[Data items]
^^^^^^^^

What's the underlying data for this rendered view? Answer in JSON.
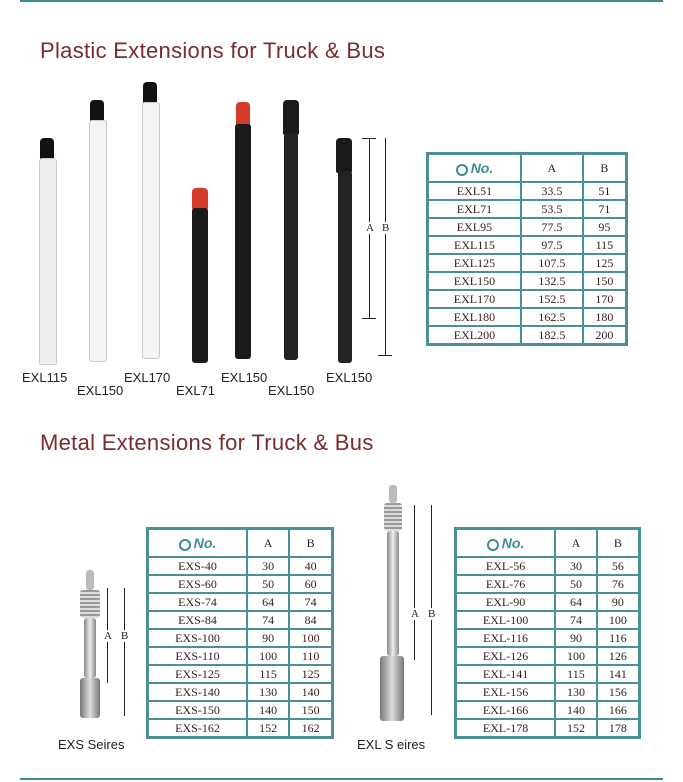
{
  "plastic": {
    "title": "Plastic Extensions for Truck & Bus",
    "labels": [
      "EXL115",
      "EXL150",
      "EXL170",
      "EXL71",
      "EXL150",
      "EXL150",
      "EXL150"
    ],
    "dims": {
      "a": "A",
      "b": "B"
    },
    "table": {
      "headers": [
        "No.",
        "A",
        "B"
      ],
      "rows": [
        [
          "EXL51",
          "33.5",
          "51"
        ],
        [
          "EXL71",
          "53.5",
          "71"
        ],
        [
          "EXL95",
          "77.5",
          "95"
        ],
        [
          "EXL115",
          "97.5",
          "115"
        ],
        [
          "EXL125",
          "107.5",
          "125"
        ],
        [
          "EXL150",
          "132.5",
          "150"
        ],
        [
          "EXL170",
          "152.5",
          "170"
        ],
        [
          "EXL180",
          "162.5",
          "180"
        ],
        [
          "EXL200",
          "182.5",
          "200"
        ]
      ]
    }
  },
  "metal": {
    "title": "Metal Extensions for Truck & Bus",
    "exs_label": "EXS Seires",
    "exl_label": "EXL S eires",
    "dims": {
      "a": "A",
      "b": "B"
    },
    "exs_table": {
      "headers": [
        "No.",
        "A",
        "B"
      ],
      "rows": [
        [
          "EXS-40",
          "30",
          "40"
        ],
        [
          "EXS-60",
          "50",
          "60"
        ],
        [
          "EXS-74",
          "64",
          "74"
        ],
        [
          "EXS-84",
          "74",
          "84"
        ],
        [
          "EXS-100",
          "90",
          "100"
        ],
        [
          "EXS-110",
          "100",
          "110"
        ],
        [
          "EXS-125",
          "115",
          "125"
        ],
        [
          "EXS-140",
          "130",
          "140"
        ],
        [
          "EXS-150",
          "140",
          "150"
        ],
        [
          "EXS-162",
          "152",
          "162"
        ]
      ]
    },
    "exl_table": {
      "headers": [
        "No.",
        "A",
        "B"
      ],
      "rows": [
        [
          "EXL-56",
          "30",
          "56"
        ],
        [
          "EXL-76",
          "50",
          "76"
        ],
        [
          "EXL-90",
          "64",
          "90"
        ],
        [
          "EXL-100",
          "74",
          "100"
        ],
        [
          "EXL-116",
          "90",
          "116"
        ],
        [
          "EXL-126",
          "100",
          "126"
        ],
        [
          "EXL-141",
          "115",
          "141"
        ],
        [
          "EXL-156",
          "130",
          "156"
        ],
        [
          "EXL-166",
          "140",
          "166"
        ],
        [
          "EXL-178",
          "152",
          "178"
        ]
      ]
    }
  },
  "colors": {
    "accent": "#4a9095",
    "title": "#7a2b2b"
  }
}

^^^^^^^^

[Request] Search the listing for the word "Extensions". Copy every line in which it occurs.

[Exercise response]
    "title": "Plastic Extensions for Truck & Bus",
    "title": "Metal Extensions for Truck & Bus",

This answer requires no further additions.